◆ Brief ◆
Turn each line of the rows below into a Markdown table with the columns "No." and "Line," putting the line's number in "No." and its text in "Line." Skip any blank lines.

Saved entries
#####

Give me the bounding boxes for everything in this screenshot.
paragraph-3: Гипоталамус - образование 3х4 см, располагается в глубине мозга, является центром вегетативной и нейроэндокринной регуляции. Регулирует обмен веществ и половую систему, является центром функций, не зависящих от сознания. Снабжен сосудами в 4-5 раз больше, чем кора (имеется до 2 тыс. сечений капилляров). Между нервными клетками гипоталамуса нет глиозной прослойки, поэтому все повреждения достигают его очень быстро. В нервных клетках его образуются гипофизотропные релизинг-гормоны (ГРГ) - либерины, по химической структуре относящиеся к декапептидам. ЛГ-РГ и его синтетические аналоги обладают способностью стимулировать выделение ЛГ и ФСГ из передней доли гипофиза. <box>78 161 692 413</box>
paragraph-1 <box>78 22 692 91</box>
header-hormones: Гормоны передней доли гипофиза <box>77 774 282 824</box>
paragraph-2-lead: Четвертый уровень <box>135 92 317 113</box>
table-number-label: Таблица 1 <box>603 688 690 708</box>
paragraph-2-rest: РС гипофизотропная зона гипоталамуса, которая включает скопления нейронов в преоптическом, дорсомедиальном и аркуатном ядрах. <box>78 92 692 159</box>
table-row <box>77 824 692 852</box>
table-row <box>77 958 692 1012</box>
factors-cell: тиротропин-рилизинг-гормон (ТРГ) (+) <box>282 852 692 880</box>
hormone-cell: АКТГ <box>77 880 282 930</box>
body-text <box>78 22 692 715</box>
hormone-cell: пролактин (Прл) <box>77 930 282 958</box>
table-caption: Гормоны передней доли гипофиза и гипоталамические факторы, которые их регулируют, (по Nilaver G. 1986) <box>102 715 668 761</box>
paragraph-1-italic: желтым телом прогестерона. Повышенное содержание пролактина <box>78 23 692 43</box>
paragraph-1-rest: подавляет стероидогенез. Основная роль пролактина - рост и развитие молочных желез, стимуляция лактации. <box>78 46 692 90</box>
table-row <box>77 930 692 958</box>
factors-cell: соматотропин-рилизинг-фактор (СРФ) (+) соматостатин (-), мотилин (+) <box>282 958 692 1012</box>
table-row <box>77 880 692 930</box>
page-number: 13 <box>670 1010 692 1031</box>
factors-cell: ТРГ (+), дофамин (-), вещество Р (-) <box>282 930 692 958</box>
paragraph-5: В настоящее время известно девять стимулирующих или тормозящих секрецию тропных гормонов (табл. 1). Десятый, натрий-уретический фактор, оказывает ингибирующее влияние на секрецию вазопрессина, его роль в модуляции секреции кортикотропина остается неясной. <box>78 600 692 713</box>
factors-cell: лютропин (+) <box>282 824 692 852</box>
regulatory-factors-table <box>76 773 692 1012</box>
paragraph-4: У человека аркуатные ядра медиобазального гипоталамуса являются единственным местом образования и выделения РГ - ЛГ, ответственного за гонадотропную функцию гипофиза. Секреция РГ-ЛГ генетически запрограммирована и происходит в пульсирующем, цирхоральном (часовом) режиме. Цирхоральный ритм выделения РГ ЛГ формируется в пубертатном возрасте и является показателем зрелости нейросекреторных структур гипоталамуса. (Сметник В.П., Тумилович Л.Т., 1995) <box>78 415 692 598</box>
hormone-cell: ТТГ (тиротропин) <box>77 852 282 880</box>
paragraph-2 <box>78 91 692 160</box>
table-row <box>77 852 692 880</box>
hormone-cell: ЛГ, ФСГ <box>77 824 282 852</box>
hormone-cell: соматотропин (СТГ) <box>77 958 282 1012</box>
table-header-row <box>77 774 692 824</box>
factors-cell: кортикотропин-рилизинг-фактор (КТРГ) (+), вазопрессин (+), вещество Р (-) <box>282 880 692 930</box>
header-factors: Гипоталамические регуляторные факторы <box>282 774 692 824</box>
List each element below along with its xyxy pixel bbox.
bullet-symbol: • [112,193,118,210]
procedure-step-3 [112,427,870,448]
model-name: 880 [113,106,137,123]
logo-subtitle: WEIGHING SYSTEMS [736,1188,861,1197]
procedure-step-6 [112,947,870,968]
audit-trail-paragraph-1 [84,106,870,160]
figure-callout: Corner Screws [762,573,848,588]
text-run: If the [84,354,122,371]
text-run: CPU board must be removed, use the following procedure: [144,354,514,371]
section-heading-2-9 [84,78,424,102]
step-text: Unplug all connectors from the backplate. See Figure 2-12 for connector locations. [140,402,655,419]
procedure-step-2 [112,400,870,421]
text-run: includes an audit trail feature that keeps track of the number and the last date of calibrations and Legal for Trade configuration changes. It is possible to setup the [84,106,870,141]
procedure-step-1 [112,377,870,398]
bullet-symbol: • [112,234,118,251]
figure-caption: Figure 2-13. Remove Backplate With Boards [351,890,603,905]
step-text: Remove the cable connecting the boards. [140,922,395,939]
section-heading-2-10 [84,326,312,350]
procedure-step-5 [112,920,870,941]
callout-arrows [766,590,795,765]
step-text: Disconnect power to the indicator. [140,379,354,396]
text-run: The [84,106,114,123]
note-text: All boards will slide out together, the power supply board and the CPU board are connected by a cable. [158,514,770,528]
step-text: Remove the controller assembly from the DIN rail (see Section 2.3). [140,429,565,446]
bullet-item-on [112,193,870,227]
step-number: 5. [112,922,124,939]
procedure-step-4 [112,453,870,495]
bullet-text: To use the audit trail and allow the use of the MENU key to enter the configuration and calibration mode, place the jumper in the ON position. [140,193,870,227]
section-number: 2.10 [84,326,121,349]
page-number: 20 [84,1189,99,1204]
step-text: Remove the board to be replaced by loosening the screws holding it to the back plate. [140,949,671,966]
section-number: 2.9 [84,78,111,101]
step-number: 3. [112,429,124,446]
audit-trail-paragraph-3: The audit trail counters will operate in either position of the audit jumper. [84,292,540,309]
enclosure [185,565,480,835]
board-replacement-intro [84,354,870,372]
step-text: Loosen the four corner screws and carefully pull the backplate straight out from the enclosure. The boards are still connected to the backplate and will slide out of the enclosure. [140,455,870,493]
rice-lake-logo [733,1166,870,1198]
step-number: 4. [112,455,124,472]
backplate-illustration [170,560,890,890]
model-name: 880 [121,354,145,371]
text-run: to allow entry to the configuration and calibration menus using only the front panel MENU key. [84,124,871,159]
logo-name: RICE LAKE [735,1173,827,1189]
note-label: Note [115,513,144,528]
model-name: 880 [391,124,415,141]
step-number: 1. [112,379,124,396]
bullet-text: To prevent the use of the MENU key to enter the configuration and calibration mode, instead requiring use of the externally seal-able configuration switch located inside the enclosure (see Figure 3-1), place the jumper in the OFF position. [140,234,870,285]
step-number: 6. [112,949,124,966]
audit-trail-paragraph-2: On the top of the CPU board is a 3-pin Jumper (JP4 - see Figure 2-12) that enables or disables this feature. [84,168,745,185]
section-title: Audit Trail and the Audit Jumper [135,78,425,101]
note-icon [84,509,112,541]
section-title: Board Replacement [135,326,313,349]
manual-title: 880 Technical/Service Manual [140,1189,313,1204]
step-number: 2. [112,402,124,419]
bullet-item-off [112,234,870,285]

#####

◆ Task result ◆
| No. | Line |
|---|---|
| 1 | Give me the bounding boxes for everything in this screenshot. |
| 2 | paragraph-3: Гипоталамус - образование 3х4 см, располагается в глубине мозга, является центром вегетативной и нейроэндокринной регуляции. Регулирует обмен веществ и половую систему, является центром функций, не зависящих от сознания. Снабжен сосудами в 4-5 раз больше, чем кора (имеется до 2 тыс. сечений капилляров). Между нервными клетками гипоталамуса нет глиозной прослойки, поэтому все повреждения достигают его очень быстро. В нервных клетках его образуются гипофизотропные релизинг-гормоны (ГРГ) - либерины, по химической структуре относящиеся к декапептидам. ЛГ-РГ и его синтетические аналоги обладают способностью стимулировать выделение ЛГ и ФСГ из передней доли гипофиза. <box>78 161 692 413</box> |
| 3 | paragraph-1 <box>78 22 692 91</box> |
| 4 | header-hormones: Гормоны передней доли гипофиза <box>77 774 282 824</box> |
| 5 | paragraph-2-lead: Четвертый уровень <box>135 92 317 113</box> |
| 6 | table-number-label: Таблица 1 <box>603 688 690 708</box> |
| 7 | paragraph-2-rest: РС гипофизотропная зона гипоталамуса, которая включает скопления нейронов в преоптическом, дорсомедиальном и аркуатном ядрах. <box>78 92 692 159</box> |
| 8 | table-row <box>77 824 692 852</box> |
| 9 | table-row <box>77 958 692 1012</box> |
| 10 | factors-cell: тиротропин-рилизинг-гормон (ТРГ) (+) <box>282 852 692 880</box> |
| 11 | hormone-cell: АКТГ <box>77 880 282 930</box> |
| 12 | body-text <box>78 22 692 715</box> |
| 13 | hormone-cell: пролактин (Прл) <box>77 930 282 958</box> |
| 14 | table-caption: Гормоны передней доли гипофиза и гипоталамические факторы, которые их регулируют, (по Nilaver G. 1986) <box>102 715 668 761</box> |
| 15 | paragraph-1-italic: желтым телом прогестерона. Повышенное содержание пролактина <box>78 23 692 43</box> |
| 16 | paragraph-1-rest: подавляет стероидогенез. Основная роль пролактина - рост и развитие молочных желез, стимуляция лактации. <box>78 46 692 90</box> |
| 17 | table-row <box>77 930 692 958</box> |
| 18 | factors-cell: соматотропин-рилизинг-фактор (СРФ) (+) соматостатин (-), мотилин (+) <box>282 958 692 1012</box> |
| 19 | table-row <box>77 880 692 930</box> |
| 20 | page-number: 13 <box>670 1010 692 1031</box> |
| 21 | factors-cell: ТРГ (+), дофамин (-), вещество Р (-) <box>282 930 692 958</box> |
| 22 | paragraph-5: В настоящее время известно девять стимулирующих или тормозящих секрецию тропных гормонов (табл. 1). Десятый, натрий-уретический фактор, оказывает ингибирующее влияние на секрецию вазопрессина, его роль в модуляции секреции кортикотропина остается неясной. <box>78 600 692 713</box> |
| 23 | factors-cell: лютропин (+) <box>282 824 692 852</box> |
| 24 | regulatory-factors-table <box>76 773 692 1012</box> |
| 25 | paragraph-4: У человека аркуатные ядра медиобазального гипоталамуса являются единственным местом образования и выделения РГ - ЛГ, ответственного за гонадотропную функцию гипофиза. Секреция РГ-ЛГ генетически запрограммирована и происходит в пульсирующем, цирхоральном (часовом) режиме. Цирхоральный ритм выделения РГ ЛГ формируется в пубертатном возрасте и является показателем зрелости нейросекреторных структур гипоталамуса. (Сметник В.П., Тумилович Л.Т., 1995) <box>78 415 692 598</box> |
| 26 | hormone-cell: ТТГ (тиротропин) <box>77 852 282 880</box> |
| 27 | paragraph-2 <box>78 91 692 160</box> |
| 28 | table-row <box>77 852 692 880</box> |
| 29 | hormone-cell: ЛГ, ФСГ <box>77 824 282 852</box> |
| 30 | hormone-cell: соматотропин (СТГ) <box>77 958 282 1012</box> |
| 31 | table-header-row <box>77 774 692 824</box> |
| 32 | factors-cell: кортикотропин-рилизинг-фактор (КТРГ) (+), вазопрессин (+), вещество Р (-) <box>282 880 692 930</box> |
| 33 | header-factors: Гипоталамические регуляторные факторы <box>282 774 692 824</box> |
| 34 | List each element below along with its xyxy pixel bbox. |
| 35 | bullet-symbol: • [112,193,118,210] |
| 36 | procedure-step-3 [112,427,870,448] |
| 37 | model-name: 880 [113,106,137,123] |
| 38 | logo-subtitle: WEIGHING SYSTEMS [736,1188,861,1197] |
| 39 | procedure-step-6 [112,947,870,968] |
| 40 | audit-trail-paragraph-1 [84,106,870,160] |
| 41 | figure-callout: Corner Screws [762,573,848,588] |
| 42 | text-run: If the [84,354,122,371] |
| 43 | text-run: CPU board must be removed, use the following procedure: [144,354,514,371] |
| 44 | section-heading-2-9 [84,78,424,102] |
| 45 | step-text: Unplug all connectors from the backplate. See Figure 2-12 for connector locations. [140,402,655,419] |
| 46 | procedure-step-2 [112,400,870,421] |
| 47 | text-run: includes an audit trail feature that keeps track of the number and the last date of calibrations and Legal for Trade configuration changes. It is possible to setup the [84,106,870,141] |
| 48 | procedure-step-1 [112,377,870,398] |
| 49 | bullet-symbol: • [112,234,118,251] |
| 50 | figure-caption: Figure 2-13. Remove Backplate With Boards [351,890,603,905] |
| 51 | step-text: Remove the cable connecting the boards. [140,922,395,939] |
| 52 | section-heading-2-10 [84,326,312,350] |
| 53 | procedure-step-5 [112,920,870,941] |
| 54 | callout-arrows [766,590,795,765] |
| 55 | step-text: Disconnect power to the indicator. [140,379,354,396] |
| 56 | text-run: The [84,106,114,123] |
| 57 | note-text: All boards will slide out together, the power supply board and the CPU board are connected by a cable. [158,514,770,528] |
| 58 | step-text: Remove the controller assembly from the DIN rail (see Section 2.3). [140,429,565,446] |
| 59 | bullet-item-on [112,193,870,227] |
| 60 | step-number: 5. [112,922,124,939] |
| 61 | procedure-step-4 [112,453,870,495] |
| 62 | bullet-text: To use the audit trail and allow the use of the MENU key to enter the configuration and calibration mode, place the jumper in the ON position. [140,193,870,227] |
| 63 | section-number: 2.10 [84,326,121,349] |
| 64 | page-number: 20 [84,1189,99,1204] |
| 65 | step-text: Remove the board to be replaced by loosening the screws holding it to the back plate. [140,949,671,966] |
| 66 | section-number: 2.9 [84,78,111,101] |
| 67 | step-number: 3. [112,429,124,446] |
| 68 | audit-trail-paragraph-3: The audit trail counters will operate in either position of the audit jumper. [84,292,540,309] |
| 69 | enclosure [185,565,480,835] |
| 70 | board-replacement-intro [84,354,870,372] |
| 71 | step-text: Loosen the four corner screws and carefully pull the backplate straight out from the enclosure. The boards are still connected to the backplate and will slide out of the enclosure. [140,455,870,493] |
| 72 | rice-lake-logo [733,1166,870,1198] |
| 73 | step-number: 4. [112,455,124,472] |
| 74 | backplate-illustration [170,560,890,890] |
| 75 | model-name: 880 [121,354,145,371] |
| 76 | text-run: to allow entry to the configuration and calibration menus using only the front panel MENU key. [84,124,871,159] |
| 77 | logo-name: RICE LAKE [735,1173,827,1189] |
| 78 | note-label: Note [115,513,144,528] |
| 79 | model-name: 880 [391,124,415,141] |
| 80 | step-number: 1. [112,379,124,396] |
| 81 | bullet-text: To prevent the use of the MENU key to enter the configuration and calibration mode, instead requiring use of the externally seal-able configuration switch located inside the enclosure (see Figure 3-1), place the jumper in the OFF position. [140,234,870,285] |
| 82 | step-number: 6. [112,949,124,966] |
| 83 | audit-trail-paragraph-2: On the top of the CPU board is a 3-pin Jumper (JP4 - see Figure 2-12) that enables or disables this feature. [84,168,745,185] |
| 84 | section-title: Audit Trail and the Audit Jumper [135,78,425,101] |
| 85 | note-icon [84,509,112,541] |
| 86 | section-title: Board Replacement [135,326,313,349] |
| 87 | manual-title: 880 Technical/Service Manual [140,1189,313,1204] |
| 88 | step-number: 2. [112,402,124,419] |
| 89 | bullet-item-off [112,234,870,285] |